Recorded data:
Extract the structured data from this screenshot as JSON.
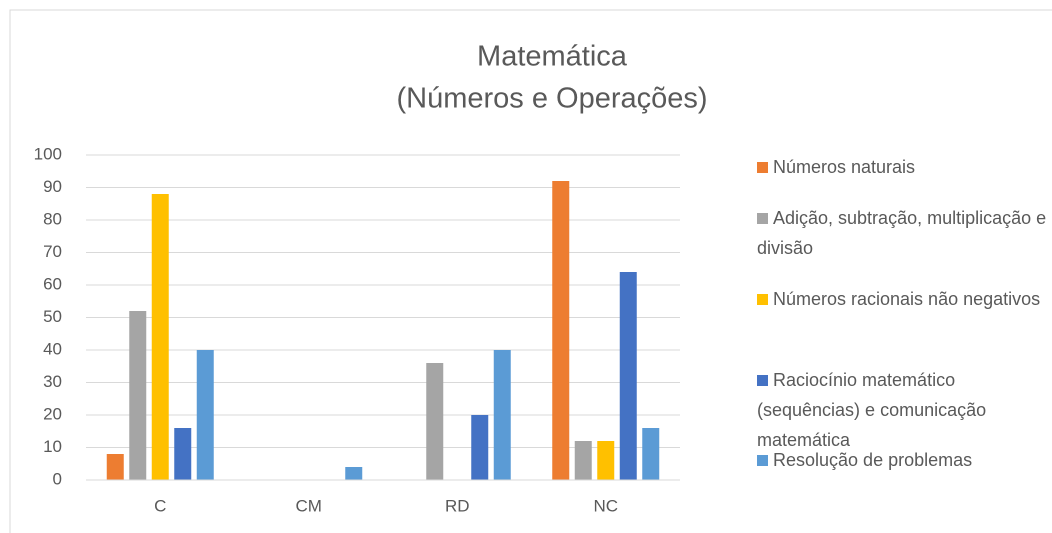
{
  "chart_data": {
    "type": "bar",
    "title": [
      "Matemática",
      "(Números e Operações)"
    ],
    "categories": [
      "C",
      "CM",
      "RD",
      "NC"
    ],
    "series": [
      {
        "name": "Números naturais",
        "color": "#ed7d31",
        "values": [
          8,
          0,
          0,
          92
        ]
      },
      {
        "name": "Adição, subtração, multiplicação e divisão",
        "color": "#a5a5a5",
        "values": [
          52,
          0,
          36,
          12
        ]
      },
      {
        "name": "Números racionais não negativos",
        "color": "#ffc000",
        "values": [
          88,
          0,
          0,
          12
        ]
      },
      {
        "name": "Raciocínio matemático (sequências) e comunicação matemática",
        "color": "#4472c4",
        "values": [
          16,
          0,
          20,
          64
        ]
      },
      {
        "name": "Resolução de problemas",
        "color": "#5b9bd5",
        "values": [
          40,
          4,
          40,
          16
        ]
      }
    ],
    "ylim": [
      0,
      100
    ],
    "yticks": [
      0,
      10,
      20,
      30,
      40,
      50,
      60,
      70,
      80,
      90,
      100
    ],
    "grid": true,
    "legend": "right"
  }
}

| AIM OF THE TASK |
Write out the data precisely as given, excluding the pictures.

| COMPLETED EXERCISE |
Extract the structured data from this screenshot as JSON.
{
  "chart_data": {
    "type": "bar",
    "title": [
      "Matemática",
      "(Números e Operações)"
    ],
    "categories": [
      "C",
      "CM",
      "RD",
      "NC"
    ],
    "series": [
      {
        "name": "Números naturais",
        "color": "#ed7d31",
        "values": [
          8,
          0,
          0,
          92
        ]
      },
      {
        "name": "Adição, subtração, multiplicação e divisão",
        "color": "#a5a5a5",
        "values": [
          52,
          0,
          36,
          12
        ]
      },
      {
        "name": "Números racionais não negativos",
        "color": "#ffc000",
        "values": [
          88,
          0,
          0,
          12
        ]
      },
      {
        "name": "Raciocínio matemático (sequências) e comunicação matemática",
        "color": "#4472c4",
        "values": [
          16,
          0,
          20,
          64
        ]
      },
      {
        "name": "Resolução de problemas",
        "color": "#5b9bd5",
        "values": [
          40,
          4,
          40,
          16
        ]
      }
    ],
    "ylim": [
      0,
      100
    ],
    "yticks": [
      0,
      10,
      20,
      30,
      40,
      50,
      60,
      70,
      80,
      90,
      100
    ],
    "grid": true,
    "legend": "right"
  }
}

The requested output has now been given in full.